▶ _Set exercise_
Collect all lines containing the word "into" from the data.

▶ _Supplied information_
================================
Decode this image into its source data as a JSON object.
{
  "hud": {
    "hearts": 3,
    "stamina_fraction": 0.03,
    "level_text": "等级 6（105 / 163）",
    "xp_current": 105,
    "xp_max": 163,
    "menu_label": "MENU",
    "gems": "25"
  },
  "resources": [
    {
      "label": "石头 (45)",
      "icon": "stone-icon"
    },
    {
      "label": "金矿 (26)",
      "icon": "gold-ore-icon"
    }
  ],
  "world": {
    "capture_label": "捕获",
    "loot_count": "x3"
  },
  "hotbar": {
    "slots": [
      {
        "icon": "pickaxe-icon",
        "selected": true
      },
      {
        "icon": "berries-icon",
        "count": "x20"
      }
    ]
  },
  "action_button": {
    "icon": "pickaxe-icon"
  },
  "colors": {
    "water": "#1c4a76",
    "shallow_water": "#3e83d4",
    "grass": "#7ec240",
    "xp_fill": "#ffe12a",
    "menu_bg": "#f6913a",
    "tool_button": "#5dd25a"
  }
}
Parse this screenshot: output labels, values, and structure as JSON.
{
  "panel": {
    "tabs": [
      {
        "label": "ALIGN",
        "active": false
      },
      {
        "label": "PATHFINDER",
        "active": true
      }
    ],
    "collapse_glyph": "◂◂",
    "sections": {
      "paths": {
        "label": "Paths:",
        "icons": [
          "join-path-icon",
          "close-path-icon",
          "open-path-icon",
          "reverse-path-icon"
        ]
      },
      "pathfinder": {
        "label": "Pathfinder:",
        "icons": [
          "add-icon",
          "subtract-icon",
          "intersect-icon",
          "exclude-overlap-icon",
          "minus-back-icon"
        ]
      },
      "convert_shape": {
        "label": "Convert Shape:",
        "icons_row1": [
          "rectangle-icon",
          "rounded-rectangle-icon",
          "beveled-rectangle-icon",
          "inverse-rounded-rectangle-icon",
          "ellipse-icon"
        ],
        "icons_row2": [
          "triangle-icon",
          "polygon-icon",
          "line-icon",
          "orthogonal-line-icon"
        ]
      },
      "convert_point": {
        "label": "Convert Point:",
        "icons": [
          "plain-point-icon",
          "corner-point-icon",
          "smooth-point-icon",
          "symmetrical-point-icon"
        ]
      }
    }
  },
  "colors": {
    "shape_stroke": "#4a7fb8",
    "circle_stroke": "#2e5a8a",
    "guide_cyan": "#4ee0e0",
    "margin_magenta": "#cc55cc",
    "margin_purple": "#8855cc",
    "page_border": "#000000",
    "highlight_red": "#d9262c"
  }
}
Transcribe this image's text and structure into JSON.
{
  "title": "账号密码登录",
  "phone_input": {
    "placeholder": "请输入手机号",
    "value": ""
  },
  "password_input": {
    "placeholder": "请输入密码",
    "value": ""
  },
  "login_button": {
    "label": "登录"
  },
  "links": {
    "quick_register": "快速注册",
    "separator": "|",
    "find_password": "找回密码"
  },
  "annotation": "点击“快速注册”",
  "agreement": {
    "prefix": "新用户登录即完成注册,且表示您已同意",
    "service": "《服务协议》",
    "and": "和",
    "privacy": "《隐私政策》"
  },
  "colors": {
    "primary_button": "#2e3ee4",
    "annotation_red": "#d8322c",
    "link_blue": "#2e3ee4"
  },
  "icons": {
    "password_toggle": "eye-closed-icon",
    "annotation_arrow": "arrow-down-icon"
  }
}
================================
▶ _Worked solution_
Decode this image into its source data as a JSON object.
Transcribe this image's text and structure into JSON.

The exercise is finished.